---- Input records

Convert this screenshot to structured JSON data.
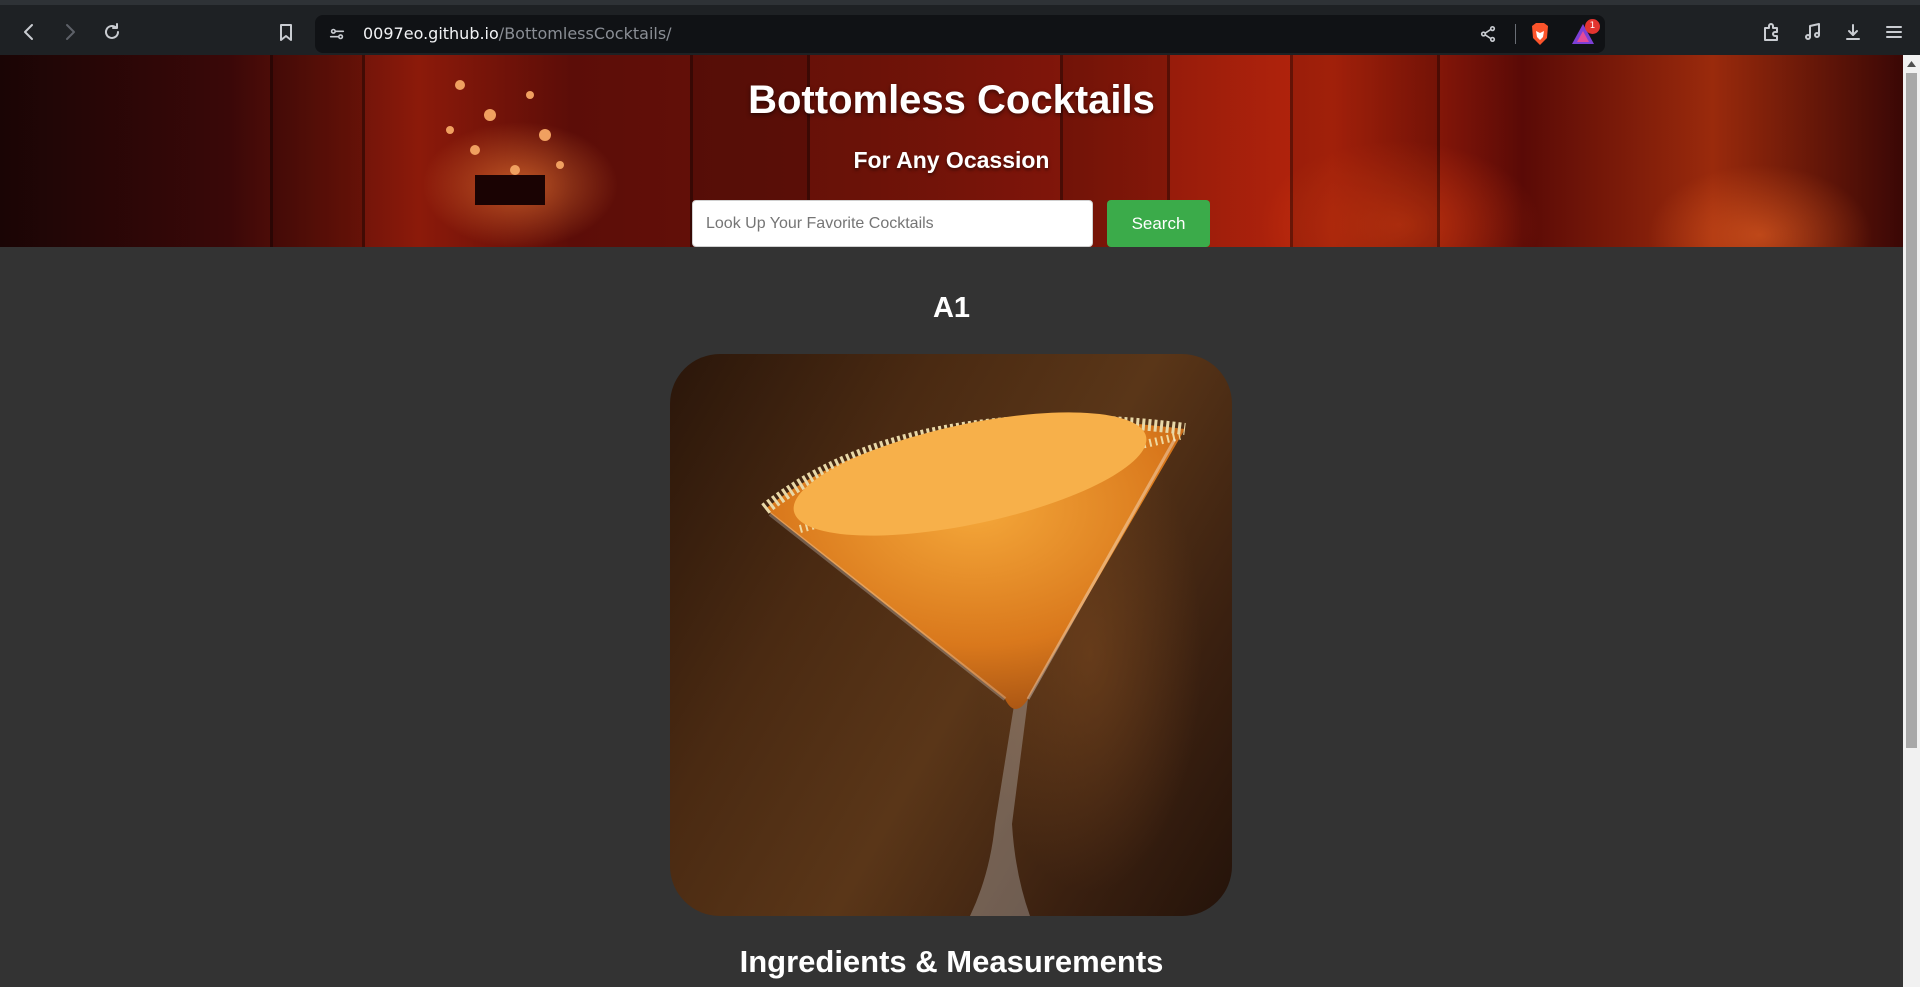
{
  "browser": {
    "url_host": "0097eo.github.io",
    "url_path": "/BottomlessCocktails/",
    "rewards_badge": "1",
    "icons": [
      "back-icon",
      "forward-icon",
      "reload-icon",
      "bookmark-icon",
      "site-settings-icon",
      "share-icon",
      "brave-shields-icon",
      "brave-rewards-icon",
      "extensions-icon",
      "media-icon",
      "downloads-icon",
      "menu-icon"
    ]
  },
  "hero": {
    "title": "Bottomless Cocktails",
    "subtitle": "For Any Ocassion",
    "search_placeholder": "Look Up Your Favorite Cocktails",
    "search_button": "Search"
  },
  "drink": {
    "name": "A1",
    "image_alt": "A1 cocktail",
    "ingredients_heading": "Ingredients & Measurements"
  },
  "colors": {
    "background": "#333333",
    "search_button": "#3bab4a",
    "text": "#ffffff"
  }
}
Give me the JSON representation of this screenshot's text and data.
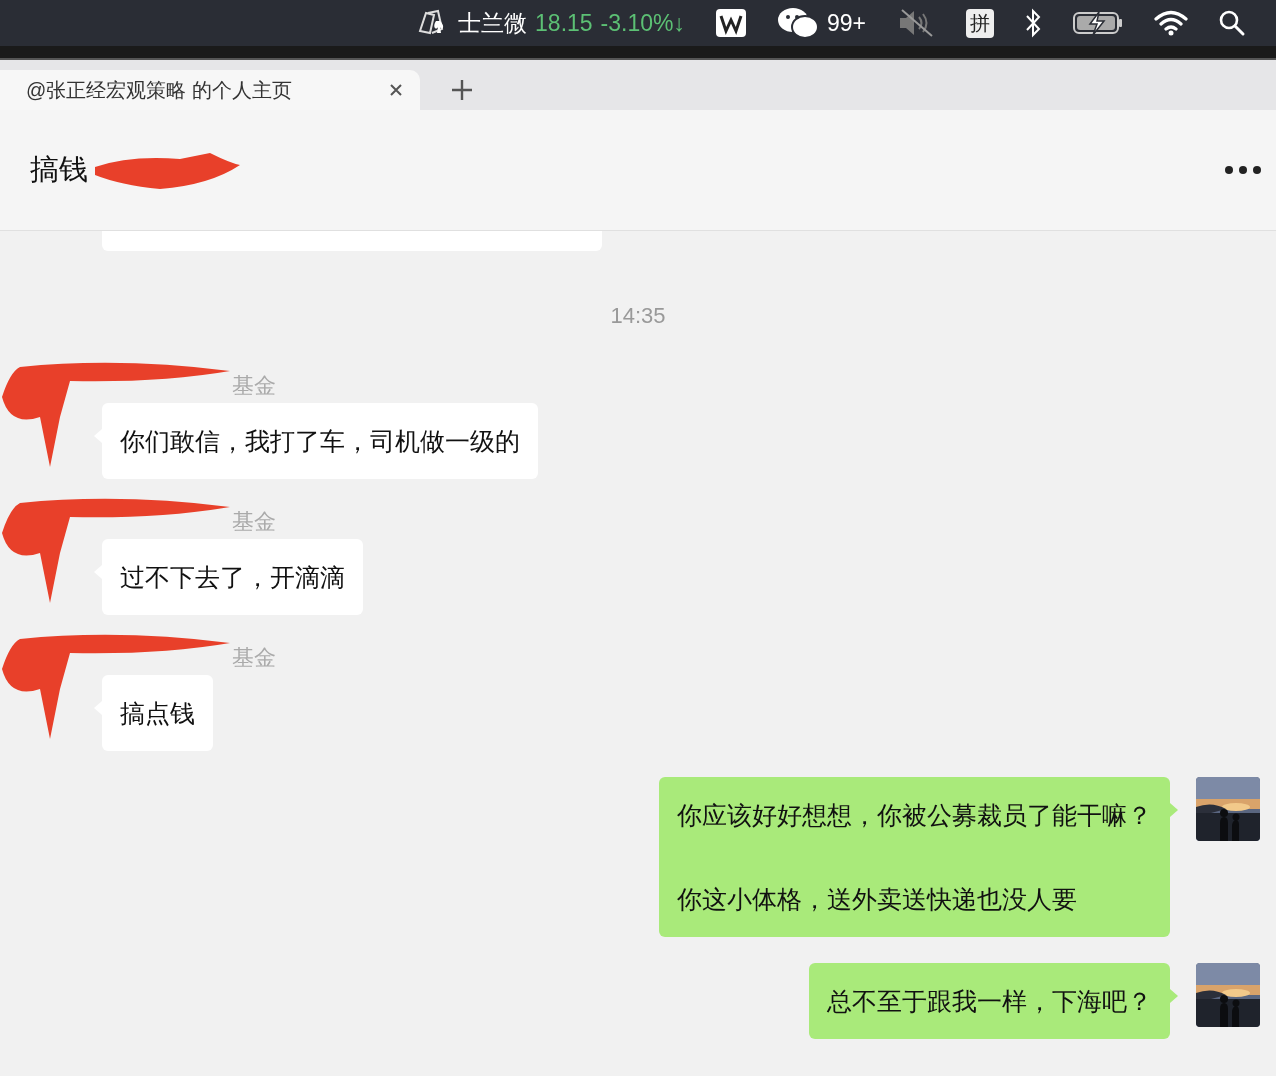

--------

- [What the task requires] Write out each entry exactly as given, omitting any picture.

- [Answer for this exercise]
Convert this screenshot to structured JSON data.
{
  "browser": {
    "url_host": "0097eo.github.io",
    "url_path": "/BottomlessCocktails/",
    "rewards_badge": "1",
    "icons": [
      "back-icon",
      "forward-icon",
      "reload-icon",
      "bookmark-icon",
      "site-settings-icon",
      "share-icon",
      "brave-shields-icon",
      "brave-rewards-icon",
      "extensions-icon",
      "media-icon",
      "downloads-icon",
      "menu-icon"
    ]
  },
  "hero": {
    "title": "Bottomless Cocktails",
    "subtitle": "For Any Ocassion",
    "search_placeholder": "Look Up Your Favorite Cocktails",
    "search_button": "Search"
  },
  "drink": {
    "name": "A1",
    "image_alt": "A1 cocktail",
    "ingredients_heading": "Ingredients & Measurements"
  },
  "colors": {
    "background": "#333333",
    "search_button": "#3bab4a",
    "text": "#ffffff"
  }
}
Give me the JSON representation of this screenshot's text and data.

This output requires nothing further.